Give the number of lines containing the word "that", and nothing else.

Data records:
○ ○ ○ ○

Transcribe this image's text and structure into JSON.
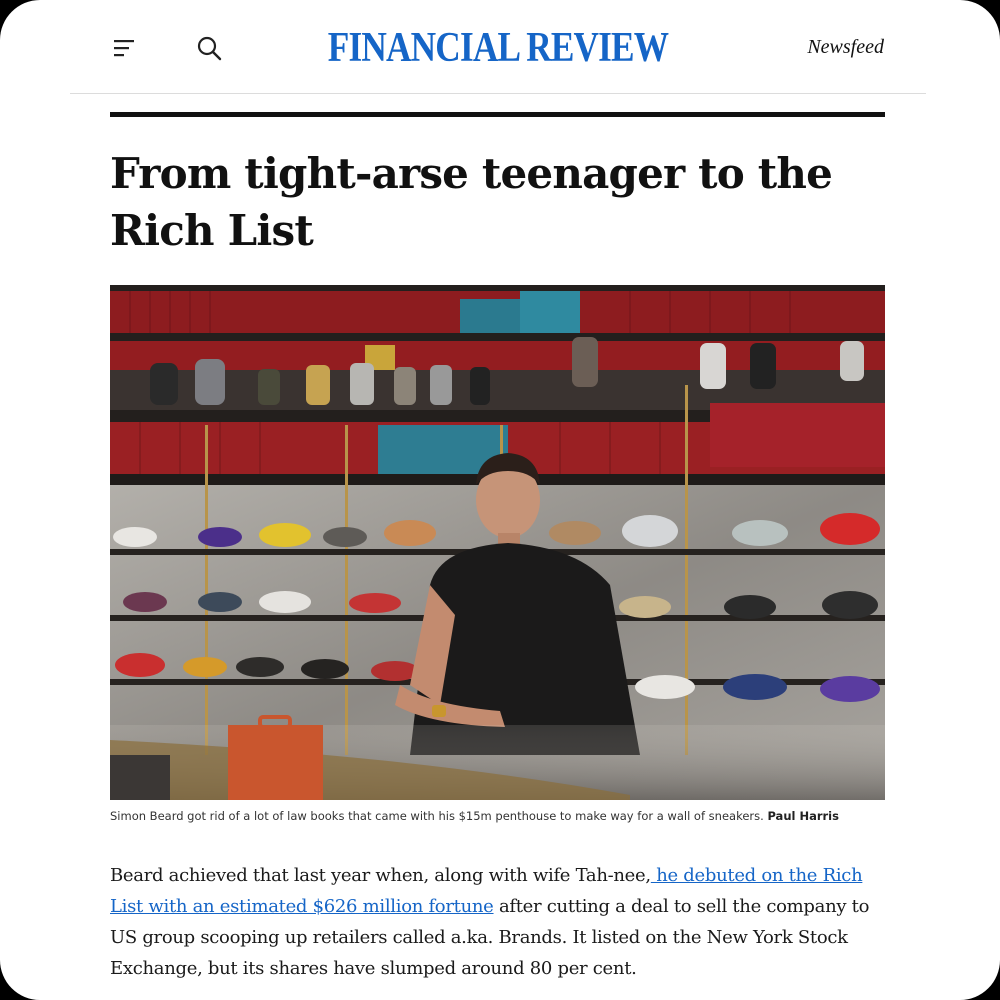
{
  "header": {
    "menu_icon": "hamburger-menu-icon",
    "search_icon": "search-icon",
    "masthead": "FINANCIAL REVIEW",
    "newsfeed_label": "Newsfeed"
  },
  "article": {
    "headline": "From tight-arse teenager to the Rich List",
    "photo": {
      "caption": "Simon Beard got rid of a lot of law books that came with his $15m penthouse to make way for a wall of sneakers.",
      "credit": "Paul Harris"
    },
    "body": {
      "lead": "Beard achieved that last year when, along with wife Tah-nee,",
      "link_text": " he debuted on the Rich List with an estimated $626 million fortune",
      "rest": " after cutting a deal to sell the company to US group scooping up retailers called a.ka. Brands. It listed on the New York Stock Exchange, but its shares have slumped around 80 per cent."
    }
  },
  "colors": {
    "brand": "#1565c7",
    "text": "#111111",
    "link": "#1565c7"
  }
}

○ ○ ○ ○

◆ **Output of the exercise**:
2